__Given records__
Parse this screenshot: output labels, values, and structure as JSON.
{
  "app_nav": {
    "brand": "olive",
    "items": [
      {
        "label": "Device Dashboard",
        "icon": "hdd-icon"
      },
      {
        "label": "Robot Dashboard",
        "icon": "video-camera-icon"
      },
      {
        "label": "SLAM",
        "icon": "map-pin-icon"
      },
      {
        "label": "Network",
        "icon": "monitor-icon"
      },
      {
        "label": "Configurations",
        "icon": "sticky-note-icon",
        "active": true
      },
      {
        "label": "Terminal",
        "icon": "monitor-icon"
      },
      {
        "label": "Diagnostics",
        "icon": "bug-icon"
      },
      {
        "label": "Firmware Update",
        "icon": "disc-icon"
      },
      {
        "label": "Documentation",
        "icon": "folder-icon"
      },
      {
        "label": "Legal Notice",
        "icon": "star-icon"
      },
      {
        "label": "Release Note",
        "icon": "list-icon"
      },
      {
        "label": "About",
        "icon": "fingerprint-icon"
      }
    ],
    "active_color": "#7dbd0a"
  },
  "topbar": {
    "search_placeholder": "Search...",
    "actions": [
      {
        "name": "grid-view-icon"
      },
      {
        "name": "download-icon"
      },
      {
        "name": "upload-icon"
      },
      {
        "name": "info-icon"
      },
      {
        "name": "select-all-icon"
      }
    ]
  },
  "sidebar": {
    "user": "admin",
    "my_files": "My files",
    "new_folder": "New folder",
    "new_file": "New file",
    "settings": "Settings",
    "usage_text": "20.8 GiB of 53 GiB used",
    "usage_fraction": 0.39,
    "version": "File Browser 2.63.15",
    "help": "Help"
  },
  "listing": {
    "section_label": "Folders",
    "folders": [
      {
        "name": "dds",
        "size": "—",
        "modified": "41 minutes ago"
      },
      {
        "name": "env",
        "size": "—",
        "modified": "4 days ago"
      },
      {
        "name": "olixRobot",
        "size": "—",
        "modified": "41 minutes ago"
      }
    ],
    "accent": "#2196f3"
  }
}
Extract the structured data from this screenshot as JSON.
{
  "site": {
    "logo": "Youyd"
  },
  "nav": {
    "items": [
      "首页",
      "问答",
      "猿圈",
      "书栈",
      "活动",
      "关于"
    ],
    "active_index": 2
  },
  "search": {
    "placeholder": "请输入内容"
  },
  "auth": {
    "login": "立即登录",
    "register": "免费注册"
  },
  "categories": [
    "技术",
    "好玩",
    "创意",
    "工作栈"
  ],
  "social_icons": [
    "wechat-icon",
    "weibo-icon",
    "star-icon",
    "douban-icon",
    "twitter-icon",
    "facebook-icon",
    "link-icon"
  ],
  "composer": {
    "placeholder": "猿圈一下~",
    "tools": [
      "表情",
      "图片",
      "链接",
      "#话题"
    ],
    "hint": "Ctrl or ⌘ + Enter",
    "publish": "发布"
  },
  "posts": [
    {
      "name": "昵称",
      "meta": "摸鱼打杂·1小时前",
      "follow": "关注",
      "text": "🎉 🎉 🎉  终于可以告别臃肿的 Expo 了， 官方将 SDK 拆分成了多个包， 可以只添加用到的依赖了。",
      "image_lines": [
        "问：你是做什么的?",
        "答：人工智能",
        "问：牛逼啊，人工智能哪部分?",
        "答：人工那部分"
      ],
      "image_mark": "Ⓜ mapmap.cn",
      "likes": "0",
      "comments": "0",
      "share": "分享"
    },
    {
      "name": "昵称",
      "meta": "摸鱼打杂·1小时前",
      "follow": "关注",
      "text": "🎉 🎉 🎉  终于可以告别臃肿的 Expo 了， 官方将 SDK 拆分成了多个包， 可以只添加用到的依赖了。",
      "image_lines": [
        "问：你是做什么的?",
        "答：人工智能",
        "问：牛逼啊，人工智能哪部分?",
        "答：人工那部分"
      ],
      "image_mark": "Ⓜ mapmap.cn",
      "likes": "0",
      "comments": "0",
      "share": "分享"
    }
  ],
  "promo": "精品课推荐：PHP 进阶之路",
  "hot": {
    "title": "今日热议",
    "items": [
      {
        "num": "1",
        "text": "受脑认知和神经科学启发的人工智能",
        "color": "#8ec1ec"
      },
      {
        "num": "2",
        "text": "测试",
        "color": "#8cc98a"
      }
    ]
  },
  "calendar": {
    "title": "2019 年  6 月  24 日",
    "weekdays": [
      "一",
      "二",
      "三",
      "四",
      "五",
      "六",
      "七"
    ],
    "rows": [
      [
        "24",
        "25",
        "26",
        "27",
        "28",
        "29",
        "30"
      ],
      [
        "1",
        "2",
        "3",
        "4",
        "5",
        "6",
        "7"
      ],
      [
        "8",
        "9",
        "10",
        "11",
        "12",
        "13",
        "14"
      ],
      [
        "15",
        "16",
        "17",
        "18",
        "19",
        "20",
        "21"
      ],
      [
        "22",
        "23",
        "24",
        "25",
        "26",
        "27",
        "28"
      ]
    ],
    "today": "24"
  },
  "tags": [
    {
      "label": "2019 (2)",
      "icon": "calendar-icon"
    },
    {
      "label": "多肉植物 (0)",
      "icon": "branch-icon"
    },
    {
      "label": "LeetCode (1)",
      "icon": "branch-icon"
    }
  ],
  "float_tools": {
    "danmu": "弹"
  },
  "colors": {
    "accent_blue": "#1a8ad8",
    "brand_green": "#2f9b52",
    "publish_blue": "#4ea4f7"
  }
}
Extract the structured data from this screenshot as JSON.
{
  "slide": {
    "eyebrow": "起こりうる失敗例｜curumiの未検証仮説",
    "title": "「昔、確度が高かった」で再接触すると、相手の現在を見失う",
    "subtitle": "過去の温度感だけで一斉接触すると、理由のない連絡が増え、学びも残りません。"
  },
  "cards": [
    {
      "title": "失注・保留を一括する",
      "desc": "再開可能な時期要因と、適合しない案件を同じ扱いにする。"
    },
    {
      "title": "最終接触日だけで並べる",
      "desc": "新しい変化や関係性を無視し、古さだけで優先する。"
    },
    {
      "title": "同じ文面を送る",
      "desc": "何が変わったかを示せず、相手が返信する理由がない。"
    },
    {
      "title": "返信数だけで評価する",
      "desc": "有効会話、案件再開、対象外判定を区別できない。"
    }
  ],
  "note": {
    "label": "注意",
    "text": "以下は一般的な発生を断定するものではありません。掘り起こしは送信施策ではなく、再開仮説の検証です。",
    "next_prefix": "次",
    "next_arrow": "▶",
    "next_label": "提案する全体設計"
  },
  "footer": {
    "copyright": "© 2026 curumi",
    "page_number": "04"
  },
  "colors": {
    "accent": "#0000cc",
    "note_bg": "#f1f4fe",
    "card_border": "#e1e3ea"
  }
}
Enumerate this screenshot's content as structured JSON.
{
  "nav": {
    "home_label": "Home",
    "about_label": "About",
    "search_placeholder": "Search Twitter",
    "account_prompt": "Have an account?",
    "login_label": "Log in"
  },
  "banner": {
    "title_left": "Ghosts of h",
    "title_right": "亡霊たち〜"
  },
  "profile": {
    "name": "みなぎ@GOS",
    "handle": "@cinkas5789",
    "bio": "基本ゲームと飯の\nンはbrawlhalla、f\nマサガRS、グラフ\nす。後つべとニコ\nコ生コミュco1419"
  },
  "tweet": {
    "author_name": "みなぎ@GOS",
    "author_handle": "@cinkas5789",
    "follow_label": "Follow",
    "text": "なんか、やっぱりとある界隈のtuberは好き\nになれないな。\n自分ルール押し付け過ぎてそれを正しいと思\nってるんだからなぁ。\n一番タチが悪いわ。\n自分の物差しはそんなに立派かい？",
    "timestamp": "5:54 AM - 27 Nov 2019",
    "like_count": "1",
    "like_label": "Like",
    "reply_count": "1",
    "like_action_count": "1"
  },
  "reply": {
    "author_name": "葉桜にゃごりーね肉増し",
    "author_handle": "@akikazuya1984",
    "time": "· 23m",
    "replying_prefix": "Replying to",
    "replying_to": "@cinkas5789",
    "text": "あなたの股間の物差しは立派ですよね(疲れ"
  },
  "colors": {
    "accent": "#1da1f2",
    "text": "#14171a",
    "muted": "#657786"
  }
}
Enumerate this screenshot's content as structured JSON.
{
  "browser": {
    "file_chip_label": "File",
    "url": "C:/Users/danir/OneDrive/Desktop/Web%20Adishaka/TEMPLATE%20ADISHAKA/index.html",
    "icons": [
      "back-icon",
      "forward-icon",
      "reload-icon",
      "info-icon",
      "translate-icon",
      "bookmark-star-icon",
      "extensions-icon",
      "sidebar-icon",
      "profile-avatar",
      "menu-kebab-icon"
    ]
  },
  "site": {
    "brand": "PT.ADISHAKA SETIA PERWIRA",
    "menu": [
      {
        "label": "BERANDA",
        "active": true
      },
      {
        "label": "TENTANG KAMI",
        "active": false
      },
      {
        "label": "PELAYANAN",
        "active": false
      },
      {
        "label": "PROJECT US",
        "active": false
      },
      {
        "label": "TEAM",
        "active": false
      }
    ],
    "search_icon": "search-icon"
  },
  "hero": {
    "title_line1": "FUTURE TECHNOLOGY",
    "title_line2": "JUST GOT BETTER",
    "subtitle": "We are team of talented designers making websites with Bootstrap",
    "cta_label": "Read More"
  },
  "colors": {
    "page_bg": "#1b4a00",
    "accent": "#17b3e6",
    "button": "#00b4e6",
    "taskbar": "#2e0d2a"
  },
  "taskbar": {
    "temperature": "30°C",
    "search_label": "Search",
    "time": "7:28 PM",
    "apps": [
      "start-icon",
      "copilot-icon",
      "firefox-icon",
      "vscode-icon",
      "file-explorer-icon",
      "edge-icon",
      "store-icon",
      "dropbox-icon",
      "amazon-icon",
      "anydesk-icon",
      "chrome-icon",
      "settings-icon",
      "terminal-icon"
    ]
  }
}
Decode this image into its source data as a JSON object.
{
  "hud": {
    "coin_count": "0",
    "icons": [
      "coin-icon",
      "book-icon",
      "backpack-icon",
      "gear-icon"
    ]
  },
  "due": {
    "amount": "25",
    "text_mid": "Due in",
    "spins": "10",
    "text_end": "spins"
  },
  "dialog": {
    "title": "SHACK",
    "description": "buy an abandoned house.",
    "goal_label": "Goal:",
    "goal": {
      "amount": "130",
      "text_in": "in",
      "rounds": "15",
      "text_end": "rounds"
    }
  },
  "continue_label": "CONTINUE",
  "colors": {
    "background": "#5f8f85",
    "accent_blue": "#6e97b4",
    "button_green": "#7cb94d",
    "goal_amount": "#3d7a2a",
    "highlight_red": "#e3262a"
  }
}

__To be done__
Starting at the line that contains "Decode this image", copy each line exactly through the end of the listing above. Include that first line and the last one, and add nothing.

__Exercise response__
Decode this image into its source data as a JSON object.
{
  "hud": {
    "coin_count": "0",
    "icons": [
      "coin-icon",
      "book-icon",
      "backpack-icon",
      "gear-icon"
    ]
  },
  "due": {
    "amount": "25",
    "text_mid": "Due in",
    "spins": "10",
    "text_end": "spins"
  },
  "dialog": {
    "title": "SHACK",
    "description": "buy an abandoned house.",
    "goal_label": "Goal:",
    "goal": {
      "amount": "130",
      "text_in": "in",
      "rounds": "15",
      "text_end": "rounds"
    }
  },
  "continue_label": "CONTINUE",
  "colors": {
    "background": "#5f8f85",
    "accent_blue": "#6e97b4",
    "button_green": "#7cb94d",
    "goal_amount": "#3d7a2a",
    "highlight_red": "#e3262a"
  }
}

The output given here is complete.